WRITTEN TASK: Each entry below is to be printed verbatim.

(Dataset entries on figures)
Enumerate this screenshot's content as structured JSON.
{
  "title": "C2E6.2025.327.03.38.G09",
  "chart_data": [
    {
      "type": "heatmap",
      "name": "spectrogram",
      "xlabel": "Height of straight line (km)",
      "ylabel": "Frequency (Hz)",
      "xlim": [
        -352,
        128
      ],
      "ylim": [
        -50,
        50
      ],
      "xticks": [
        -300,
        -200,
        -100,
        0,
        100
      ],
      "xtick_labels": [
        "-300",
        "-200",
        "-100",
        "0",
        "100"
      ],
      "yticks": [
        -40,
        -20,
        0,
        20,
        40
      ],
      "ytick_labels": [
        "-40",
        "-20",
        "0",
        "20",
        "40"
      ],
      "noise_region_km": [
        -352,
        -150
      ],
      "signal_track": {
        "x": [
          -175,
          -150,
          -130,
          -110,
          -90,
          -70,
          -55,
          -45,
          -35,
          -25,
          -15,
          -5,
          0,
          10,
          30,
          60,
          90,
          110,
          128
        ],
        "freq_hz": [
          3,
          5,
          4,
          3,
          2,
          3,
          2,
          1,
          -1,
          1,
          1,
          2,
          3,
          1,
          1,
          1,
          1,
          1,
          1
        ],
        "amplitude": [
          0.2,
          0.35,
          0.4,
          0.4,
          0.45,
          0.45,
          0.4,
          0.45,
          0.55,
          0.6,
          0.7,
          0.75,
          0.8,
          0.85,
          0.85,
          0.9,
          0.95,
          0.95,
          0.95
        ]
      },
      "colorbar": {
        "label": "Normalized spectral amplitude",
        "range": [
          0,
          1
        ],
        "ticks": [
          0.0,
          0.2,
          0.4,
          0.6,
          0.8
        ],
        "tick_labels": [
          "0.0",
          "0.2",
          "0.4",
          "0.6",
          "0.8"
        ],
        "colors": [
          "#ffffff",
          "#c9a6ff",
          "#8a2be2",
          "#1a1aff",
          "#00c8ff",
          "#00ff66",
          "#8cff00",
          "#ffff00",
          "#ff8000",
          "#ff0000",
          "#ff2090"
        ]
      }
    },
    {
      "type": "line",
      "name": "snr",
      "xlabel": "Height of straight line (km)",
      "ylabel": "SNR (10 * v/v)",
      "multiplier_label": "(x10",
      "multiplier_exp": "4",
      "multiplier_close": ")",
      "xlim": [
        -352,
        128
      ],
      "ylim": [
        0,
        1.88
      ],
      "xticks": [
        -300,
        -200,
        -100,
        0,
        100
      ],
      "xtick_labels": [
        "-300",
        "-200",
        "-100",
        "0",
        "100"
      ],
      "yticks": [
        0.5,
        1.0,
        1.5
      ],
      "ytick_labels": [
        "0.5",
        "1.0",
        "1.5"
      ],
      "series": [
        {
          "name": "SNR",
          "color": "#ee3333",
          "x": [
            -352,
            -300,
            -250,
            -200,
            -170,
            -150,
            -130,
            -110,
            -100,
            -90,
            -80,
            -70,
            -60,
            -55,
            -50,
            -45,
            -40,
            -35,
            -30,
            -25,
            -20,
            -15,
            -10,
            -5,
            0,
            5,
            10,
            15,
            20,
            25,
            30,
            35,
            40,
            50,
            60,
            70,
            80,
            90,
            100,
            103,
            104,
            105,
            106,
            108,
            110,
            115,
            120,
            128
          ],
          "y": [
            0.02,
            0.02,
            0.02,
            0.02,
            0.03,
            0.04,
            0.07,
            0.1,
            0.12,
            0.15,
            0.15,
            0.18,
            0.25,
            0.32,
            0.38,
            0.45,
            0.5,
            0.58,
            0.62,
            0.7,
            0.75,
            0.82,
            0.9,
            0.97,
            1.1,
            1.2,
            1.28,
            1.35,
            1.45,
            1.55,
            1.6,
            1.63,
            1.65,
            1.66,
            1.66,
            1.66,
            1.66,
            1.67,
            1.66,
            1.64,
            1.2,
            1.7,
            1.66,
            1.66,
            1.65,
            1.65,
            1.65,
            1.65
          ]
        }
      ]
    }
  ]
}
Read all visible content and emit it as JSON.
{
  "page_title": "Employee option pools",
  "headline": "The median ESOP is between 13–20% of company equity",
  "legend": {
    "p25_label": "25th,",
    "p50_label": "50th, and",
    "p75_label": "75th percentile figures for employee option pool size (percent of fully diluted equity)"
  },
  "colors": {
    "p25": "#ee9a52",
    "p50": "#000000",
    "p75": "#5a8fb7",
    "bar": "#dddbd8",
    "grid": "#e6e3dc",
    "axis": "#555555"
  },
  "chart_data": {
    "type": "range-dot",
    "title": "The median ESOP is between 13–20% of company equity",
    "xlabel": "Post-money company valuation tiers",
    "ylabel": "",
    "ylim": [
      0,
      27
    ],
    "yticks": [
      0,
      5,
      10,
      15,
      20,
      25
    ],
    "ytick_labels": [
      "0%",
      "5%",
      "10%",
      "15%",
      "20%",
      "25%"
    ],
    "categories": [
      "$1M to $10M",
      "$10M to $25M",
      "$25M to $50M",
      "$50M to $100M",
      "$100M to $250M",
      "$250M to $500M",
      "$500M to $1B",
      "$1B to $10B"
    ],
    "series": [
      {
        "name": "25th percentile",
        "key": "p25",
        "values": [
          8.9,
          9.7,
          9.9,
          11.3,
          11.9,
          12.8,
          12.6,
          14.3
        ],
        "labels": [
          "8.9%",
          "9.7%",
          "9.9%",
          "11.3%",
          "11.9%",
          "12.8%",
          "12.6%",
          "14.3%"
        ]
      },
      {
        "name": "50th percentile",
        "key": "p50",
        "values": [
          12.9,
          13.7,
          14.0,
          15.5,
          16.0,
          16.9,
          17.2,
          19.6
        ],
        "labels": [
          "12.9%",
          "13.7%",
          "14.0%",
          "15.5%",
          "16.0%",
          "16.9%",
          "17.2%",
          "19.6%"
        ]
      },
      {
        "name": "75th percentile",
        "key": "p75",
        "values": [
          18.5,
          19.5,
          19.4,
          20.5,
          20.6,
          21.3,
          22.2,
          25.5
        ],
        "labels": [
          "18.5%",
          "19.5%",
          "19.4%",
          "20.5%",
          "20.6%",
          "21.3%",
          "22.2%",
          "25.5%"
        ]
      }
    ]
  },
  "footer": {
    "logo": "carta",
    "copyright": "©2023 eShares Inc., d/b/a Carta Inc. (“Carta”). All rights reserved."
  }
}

TASK RESPONSE:
Enumerate this screenshot's content as structured JSON.
{
  "title": "C2E6.2025.327.03.38.G09",
  "chart_data": [
    {
      "type": "heatmap",
      "name": "spectrogram",
      "xlabel": "Height of straight line (km)",
      "ylabel": "Frequency (Hz)",
      "xlim": [
        -352,
        128
      ],
      "ylim": [
        -50,
        50
      ],
      "xticks": [
        -300,
        -200,
        -100,
        0,
        100
      ],
      "xtick_labels": [
        "-300",
        "-200",
        "-100",
        "0",
        "100"
      ],
      "yticks": [
        -40,
        -20,
        0,
        20,
        40
      ],
      "ytick_labels": [
        "-40",
        "-20",
        "0",
        "20",
        "40"
      ],
      "noise_region_km": [
        -352,
        -150
      ],
      "signal_track": {
        "x": [
          -175,
          -150,
          -130,
          -110,
          -90,
          -70,
          -55,
          -45,
          -35,
          -25,
          -15,
          -5,
          0,
          10,
          30,
          60,
          90,
          110,
          128
        ],
        "freq_hz": [
          3,
          5,
          4,
          3,
          2,
          3,
          2,
          1,
          -1,
          1,
          1,
          2,
          3,
          1,
          1,
          1,
          1,
          1,
          1
        ],
        "amplitude": [
          0.2,
          0.35,
          0.4,
          0.4,
          0.45,
          0.45,
          0.4,
          0.45,
          0.55,
          0.6,
          0.7,
          0.75,
          0.8,
          0.85,
          0.85,
          0.9,
          0.95,
          0.95,
          0.95
        ]
      },
      "colorbar": {
        "label": "Normalized spectral amplitude",
        "range": [
          0,
          1
        ],
        "ticks": [
          0.0,
          0.2,
          0.4,
          0.6,
          0.8
        ],
        "tick_labels": [
          "0.0",
          "0.2",
          "0.4",
          "0.6",
          "0.8"
        ],
        "colors": [
          "#ffffff",
          "#c9a6ff",
          "#8a2be2",
          "#1a1aff",
          "#00c8ff",
          "#00ff66",
          "#8cff00",
          "#ffff00",
          "#ff8000",
          "#ff0000",
          "#ff2090"
        ]
      }
    },
    {
      "type": "line",
      "name": "snr",
      "xlabel": "Height of straight line (km)",
      "ylabel": "SNR (10 * v/v)",
      "multiplier_label": "(x10",
      "multiplier_exp": "4",
      "multiplier_close": ")",
      "xlim": [
        -352,
        128
      ],
      "ylim": [
        0,
        1.88
      ],
      "xticks": [
        -300,
        -200,
        -100,
        0,
        100
      ],
      "xtick_labels": [
        "-300",
        "-200",
        "-100",
        "0",
        "100"
      ],
      "yticks": [
        0.5,
        1.0,
        1.5
      ],
      "ytick_labels": [
        "0.5",
        "1.0",
        "1.5"
      ],
      "series": [
        {
          "name": "SNR",
          "color": "#ee3333",
          "x": [
            -352,
            -300,
            -250,
            -200,
            -170,
            -150,
            -130,
            -110,
            -100,
            -90,
            -80,
            -70,
            -60,
            -55,
            -50,
            -45,
            -40,
            -35,
            -30,
            -25,
            -20,
            -15,
            -10,
            -5,
            0,
            5,
            10,
            15,
            20,
            25,
            30,
            35,
            40,
            50,
            60,
            70,
            80,
            90,
            100,
            103,
            104,
            105,
            106,
            108,
            110,
            115,
            120,
            128
          ],
          "y": [
            0.02,
            0.02,
            0.02,
            0.02,
            0.03,
            0.04,
            0.07,
            0.1,
            0.12,
            0.15,
            0.15,
            0.18,
            0.25,
            0.32,
            0.38,
            0.45,
            0.5,
            0.58,
            0.62,
            0.7,
            0.75,
            0.82,
            0.9,
            0.97,
            1.1,
            1.2,
            1.28,
            1.35,
            1.45,
            1.55,
            1.6,
            1.63,
            1.65,
            1.66,
            1.66,
            1.66,
            1.66,
            1.67,
            1.66,
            1.64,
            1.2,
            1.7,
            1.66,
            1.66,
            1.65,
            1.65,
            1.65,
            1.65
          ]
        }
      ]
    }
  ]
}
Read all visible content and emit it as JSON.
{
  "page_title": "Employee option pools",
  "headline": "The median ESOP is between 13–20% of company equity",
  "legend": {
    "p25_label": "25th,",
    "p50_label": "50th, and",
    "p75_label": "75th percentile figures for employee option pool size (percent of fully diluted equity)"
  },
  "colors": {
    "p25": "#ee9a52",
    "p50": "#000000",
    "p75": "#5a8fb7",
    "bar": "#dddbd8",
    "grid": "#e6e3dc",
    "axis": "#555555"
  },
  "chart_data": {
    "type": "range-dot",
    "title": "The median ESOP is between 13–20% of company equity",
    "xlabel": "Post-money company valuation tiers",
    "ylabel": "",
    "ylim": [
      0,
      27
    ],
    "yticks": [
      0,
      5,
      10,
      15,
      20,
      25
    ],
    "ytick_labels": [
      "0%",
      "5%",
      "10%",
      "15%",
      "20%",
      "25%"
    ],
    "categories": [
      "$1M to $10M",
      "$10M to $25M",
      "$25M to $50M",
      "$50M to $100M",
      "$100M to $250M",
      "$250M to $500M",
      "$500M to $1B",
      "$1B to $10B"
    ],
    "series": [
      {
        "name": "25th percentile",
        "key": "p25",
        "values": [
          8.9,
          9.7,
          9.9,
          11.3,
          11.9,
          12.8,
          12.6,
          14.3
        ],
        "labels": [
          "8.9%",
          "9.7%",
          "9.9%",
          "11.3%",
          "11.9%",
          "12.8%",
          "12.6%",
          "14.3%"
        ]
      },
      {
        "name": "50th percentile",
        "key": "p50",
        "values": [
          12.9,
          13.7,
          14.0,
          15.5,
          16.0,
          16.9,
          17.2,
          19.6
        ],
        "labels": [
          "12.9%",
          "13.7%",
          "14.0%",
          "15.5%",
          "16.0%",
          "16.9%",
          "17.2%",
          "19.6%"
        ]
      },
      {
        "name": "75th percentile",
        "key": "p75",
        "values": [
          18.5,
          19.5,
          19.4,
          20.5,
          20.6,
          21.3,
          22.2,
          25.5
        ],
        "labels": [
          "18.5%",
          "19.5%",
          "19.4%",
          "20.5%",
          "20.6%",
          "21.3%",
          "22.2%",
          "25.5%"
        ]
      }
    ]
  },
  "footer": {
    "logo": "carta",
    "copyright": "©2023 eShares Inc., d/b/a Carta Inc. (“Carta”). All rights reserved."
  }
}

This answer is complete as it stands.